What needs to be done
Comb the records below for the string "MANSO" and copy each line where it turns up.

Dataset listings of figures
[Start]
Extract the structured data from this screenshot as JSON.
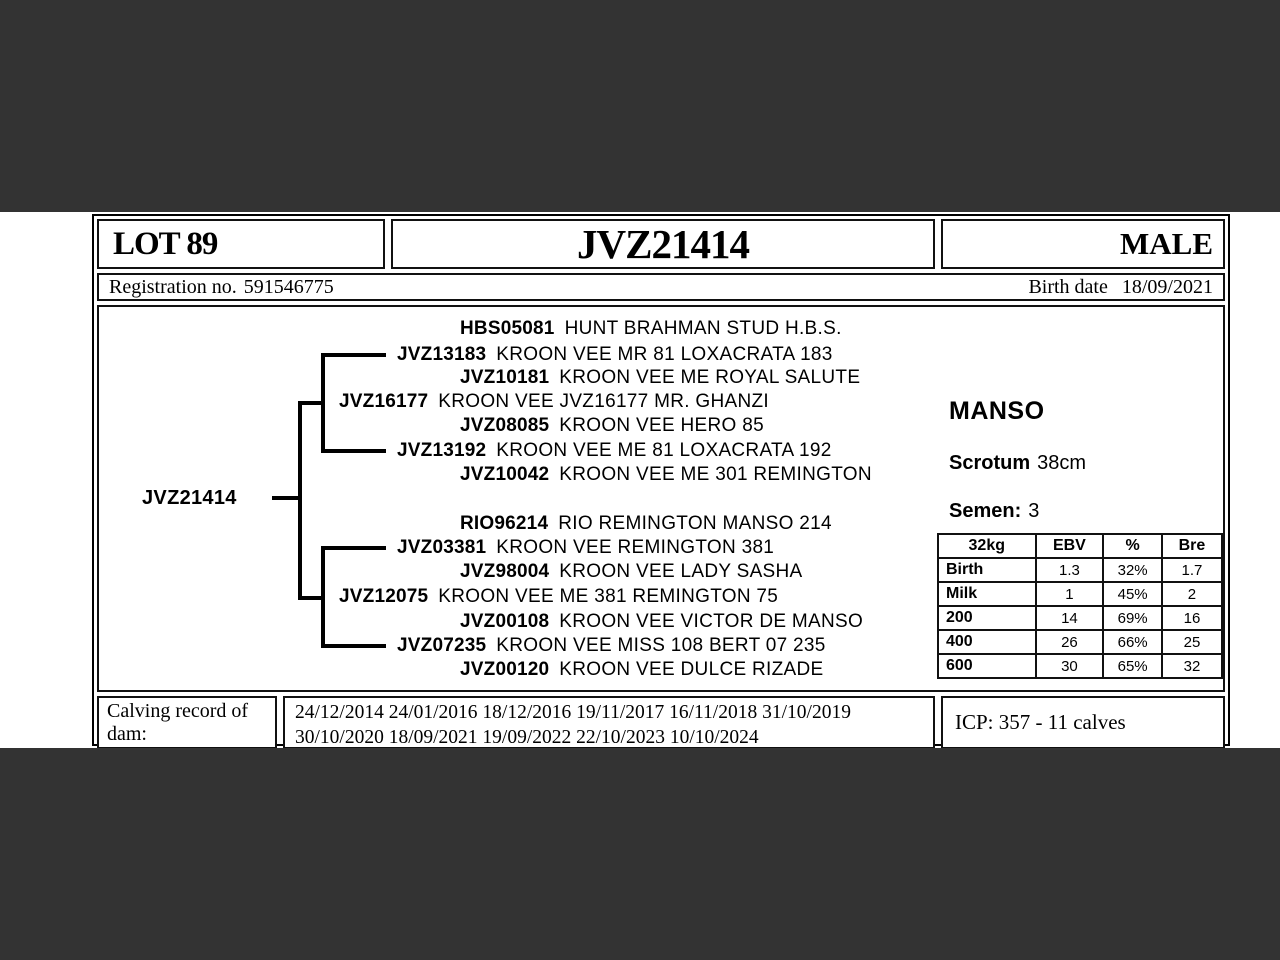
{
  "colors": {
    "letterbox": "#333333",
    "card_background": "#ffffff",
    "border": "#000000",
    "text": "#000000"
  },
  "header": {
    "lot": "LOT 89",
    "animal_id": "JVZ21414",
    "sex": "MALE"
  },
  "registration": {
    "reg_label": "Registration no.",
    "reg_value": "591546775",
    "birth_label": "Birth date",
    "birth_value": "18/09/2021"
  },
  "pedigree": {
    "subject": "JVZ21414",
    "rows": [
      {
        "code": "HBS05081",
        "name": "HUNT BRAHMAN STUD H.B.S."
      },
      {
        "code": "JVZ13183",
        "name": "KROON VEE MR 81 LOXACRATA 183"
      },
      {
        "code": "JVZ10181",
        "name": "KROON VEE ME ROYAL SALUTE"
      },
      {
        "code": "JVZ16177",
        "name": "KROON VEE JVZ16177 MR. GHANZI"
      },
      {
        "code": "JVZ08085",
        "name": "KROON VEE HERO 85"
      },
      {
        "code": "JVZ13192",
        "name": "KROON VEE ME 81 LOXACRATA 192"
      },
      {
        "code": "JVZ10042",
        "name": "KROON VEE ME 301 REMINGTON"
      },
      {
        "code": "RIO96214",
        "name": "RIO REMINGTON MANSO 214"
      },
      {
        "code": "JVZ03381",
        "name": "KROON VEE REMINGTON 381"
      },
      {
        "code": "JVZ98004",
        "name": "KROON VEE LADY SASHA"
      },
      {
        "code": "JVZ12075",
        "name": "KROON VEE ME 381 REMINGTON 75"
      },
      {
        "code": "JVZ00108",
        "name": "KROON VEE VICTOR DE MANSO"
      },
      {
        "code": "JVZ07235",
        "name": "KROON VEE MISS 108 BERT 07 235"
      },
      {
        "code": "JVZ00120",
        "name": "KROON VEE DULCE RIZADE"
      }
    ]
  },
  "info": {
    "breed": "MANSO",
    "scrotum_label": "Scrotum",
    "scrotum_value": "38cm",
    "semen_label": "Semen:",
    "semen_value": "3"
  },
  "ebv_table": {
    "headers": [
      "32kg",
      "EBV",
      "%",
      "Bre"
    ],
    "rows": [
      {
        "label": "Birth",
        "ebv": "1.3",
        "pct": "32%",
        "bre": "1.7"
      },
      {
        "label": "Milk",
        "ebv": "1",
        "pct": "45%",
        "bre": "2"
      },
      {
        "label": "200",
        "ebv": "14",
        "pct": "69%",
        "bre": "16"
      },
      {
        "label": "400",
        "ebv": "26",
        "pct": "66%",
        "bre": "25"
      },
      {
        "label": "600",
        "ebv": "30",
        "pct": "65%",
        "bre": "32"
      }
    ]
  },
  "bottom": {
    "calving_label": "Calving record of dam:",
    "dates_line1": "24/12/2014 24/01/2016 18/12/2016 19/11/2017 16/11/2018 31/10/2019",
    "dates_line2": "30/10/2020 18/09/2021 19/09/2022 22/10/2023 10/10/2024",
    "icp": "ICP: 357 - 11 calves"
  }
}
[End]
[Start]
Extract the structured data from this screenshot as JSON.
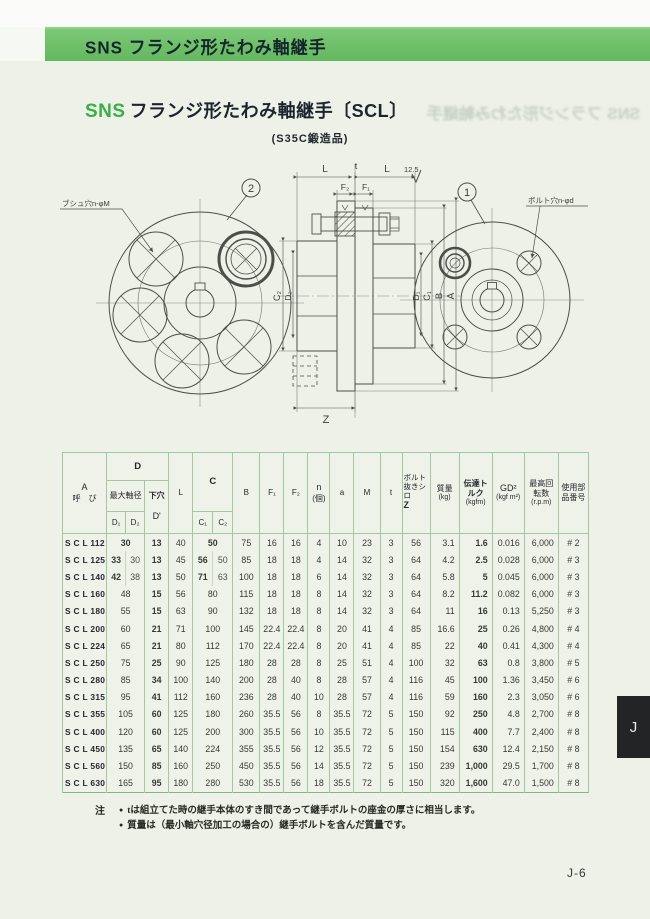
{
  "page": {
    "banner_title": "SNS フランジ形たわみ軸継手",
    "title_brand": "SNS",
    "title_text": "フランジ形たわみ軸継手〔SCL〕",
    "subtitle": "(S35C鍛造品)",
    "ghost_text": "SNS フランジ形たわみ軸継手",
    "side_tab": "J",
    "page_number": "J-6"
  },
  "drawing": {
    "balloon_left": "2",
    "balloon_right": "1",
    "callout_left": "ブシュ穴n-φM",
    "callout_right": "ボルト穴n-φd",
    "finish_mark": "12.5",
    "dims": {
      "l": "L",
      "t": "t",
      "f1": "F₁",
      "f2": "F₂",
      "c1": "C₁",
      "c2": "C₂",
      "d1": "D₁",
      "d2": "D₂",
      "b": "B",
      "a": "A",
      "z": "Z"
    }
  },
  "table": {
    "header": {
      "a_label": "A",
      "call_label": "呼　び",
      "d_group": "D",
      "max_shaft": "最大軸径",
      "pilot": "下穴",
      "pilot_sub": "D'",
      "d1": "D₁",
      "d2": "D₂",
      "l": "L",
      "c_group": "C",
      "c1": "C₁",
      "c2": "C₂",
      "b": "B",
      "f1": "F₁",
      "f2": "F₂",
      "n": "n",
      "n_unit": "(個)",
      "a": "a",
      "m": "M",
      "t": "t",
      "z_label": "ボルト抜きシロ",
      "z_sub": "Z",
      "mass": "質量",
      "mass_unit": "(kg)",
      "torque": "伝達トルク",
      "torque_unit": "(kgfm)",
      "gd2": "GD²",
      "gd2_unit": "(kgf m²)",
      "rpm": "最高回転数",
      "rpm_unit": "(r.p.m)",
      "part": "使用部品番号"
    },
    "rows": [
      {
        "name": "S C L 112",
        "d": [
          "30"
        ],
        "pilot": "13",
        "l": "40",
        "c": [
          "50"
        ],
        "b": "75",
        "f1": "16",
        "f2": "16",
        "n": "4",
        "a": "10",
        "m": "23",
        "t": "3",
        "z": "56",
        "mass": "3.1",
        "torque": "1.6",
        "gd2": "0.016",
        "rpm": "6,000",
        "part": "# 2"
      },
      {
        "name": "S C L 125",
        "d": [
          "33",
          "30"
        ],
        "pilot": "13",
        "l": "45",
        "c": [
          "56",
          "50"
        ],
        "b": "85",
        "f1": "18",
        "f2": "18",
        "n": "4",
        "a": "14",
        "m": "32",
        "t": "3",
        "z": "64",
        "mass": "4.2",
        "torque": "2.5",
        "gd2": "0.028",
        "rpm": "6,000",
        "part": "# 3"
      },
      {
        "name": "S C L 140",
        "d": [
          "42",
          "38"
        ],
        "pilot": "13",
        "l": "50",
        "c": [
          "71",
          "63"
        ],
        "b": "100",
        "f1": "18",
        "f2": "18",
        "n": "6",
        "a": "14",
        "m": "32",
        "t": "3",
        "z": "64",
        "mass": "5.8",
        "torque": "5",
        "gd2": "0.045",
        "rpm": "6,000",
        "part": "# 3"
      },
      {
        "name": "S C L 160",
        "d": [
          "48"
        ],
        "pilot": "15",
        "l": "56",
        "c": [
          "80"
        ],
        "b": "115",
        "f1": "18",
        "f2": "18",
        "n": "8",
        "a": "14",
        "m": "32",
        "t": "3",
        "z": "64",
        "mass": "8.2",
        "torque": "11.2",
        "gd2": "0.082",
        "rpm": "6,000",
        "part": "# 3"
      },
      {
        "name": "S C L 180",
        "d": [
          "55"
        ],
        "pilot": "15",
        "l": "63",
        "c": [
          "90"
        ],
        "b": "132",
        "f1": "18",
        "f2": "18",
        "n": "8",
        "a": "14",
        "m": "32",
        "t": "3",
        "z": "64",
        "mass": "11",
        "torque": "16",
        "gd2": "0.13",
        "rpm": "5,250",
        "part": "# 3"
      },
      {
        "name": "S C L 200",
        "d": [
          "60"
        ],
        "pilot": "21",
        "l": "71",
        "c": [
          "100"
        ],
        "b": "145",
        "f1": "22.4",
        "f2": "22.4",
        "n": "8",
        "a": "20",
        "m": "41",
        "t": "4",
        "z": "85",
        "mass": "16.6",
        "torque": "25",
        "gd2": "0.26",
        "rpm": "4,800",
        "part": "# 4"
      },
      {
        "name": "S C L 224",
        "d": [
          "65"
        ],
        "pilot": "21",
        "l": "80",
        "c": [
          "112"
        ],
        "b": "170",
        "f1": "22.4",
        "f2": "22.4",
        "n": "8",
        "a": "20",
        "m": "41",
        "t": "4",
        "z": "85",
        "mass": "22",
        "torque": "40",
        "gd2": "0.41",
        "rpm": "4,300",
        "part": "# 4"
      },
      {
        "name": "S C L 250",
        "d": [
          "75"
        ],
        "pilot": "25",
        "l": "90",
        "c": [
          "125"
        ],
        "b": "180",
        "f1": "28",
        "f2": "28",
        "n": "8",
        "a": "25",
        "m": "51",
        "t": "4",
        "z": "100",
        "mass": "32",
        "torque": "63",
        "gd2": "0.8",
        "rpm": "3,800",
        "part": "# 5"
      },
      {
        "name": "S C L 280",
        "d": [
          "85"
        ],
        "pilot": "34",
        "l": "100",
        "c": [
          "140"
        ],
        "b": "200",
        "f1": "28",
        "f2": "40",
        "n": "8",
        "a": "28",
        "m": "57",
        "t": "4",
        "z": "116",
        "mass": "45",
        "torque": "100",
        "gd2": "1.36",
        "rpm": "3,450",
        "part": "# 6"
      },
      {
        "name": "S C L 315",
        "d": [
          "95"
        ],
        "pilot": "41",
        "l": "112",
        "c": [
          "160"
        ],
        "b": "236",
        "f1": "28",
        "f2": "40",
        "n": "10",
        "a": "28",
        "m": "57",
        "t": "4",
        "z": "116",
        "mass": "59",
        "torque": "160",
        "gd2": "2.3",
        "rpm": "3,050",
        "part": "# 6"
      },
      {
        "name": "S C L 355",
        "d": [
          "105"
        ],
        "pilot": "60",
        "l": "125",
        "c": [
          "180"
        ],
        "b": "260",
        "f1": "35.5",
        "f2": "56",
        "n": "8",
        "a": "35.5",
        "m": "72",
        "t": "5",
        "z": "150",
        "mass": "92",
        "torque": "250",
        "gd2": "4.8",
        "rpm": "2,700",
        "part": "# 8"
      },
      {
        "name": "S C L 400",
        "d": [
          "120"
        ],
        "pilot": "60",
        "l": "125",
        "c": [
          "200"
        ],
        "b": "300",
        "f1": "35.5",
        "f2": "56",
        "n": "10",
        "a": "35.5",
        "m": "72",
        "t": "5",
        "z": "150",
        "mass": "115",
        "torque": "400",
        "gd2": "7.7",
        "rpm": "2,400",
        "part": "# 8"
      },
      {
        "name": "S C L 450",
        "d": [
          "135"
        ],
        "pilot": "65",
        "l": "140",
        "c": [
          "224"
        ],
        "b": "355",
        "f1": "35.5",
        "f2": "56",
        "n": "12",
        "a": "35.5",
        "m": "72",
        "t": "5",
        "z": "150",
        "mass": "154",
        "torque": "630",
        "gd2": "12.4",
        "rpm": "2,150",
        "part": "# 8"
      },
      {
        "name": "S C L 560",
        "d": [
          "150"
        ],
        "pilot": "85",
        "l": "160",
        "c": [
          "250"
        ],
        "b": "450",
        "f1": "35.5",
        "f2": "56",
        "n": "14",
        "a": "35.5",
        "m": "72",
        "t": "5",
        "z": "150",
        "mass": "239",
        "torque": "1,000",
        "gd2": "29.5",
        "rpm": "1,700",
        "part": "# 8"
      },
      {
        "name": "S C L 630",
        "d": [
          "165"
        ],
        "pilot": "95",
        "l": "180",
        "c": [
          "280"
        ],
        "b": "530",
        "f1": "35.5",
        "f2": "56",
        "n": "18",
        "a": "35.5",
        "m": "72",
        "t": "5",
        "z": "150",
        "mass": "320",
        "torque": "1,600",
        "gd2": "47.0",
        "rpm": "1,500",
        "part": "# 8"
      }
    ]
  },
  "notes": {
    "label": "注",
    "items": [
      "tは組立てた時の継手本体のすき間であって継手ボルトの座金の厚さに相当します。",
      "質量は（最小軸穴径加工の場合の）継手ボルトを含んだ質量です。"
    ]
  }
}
[End]
Right answer
        "name": "RIO REMINGTON MANSO 214"
        "name": "KROON VEE VICTOR DE MANSO"
    "breed": "MANSO",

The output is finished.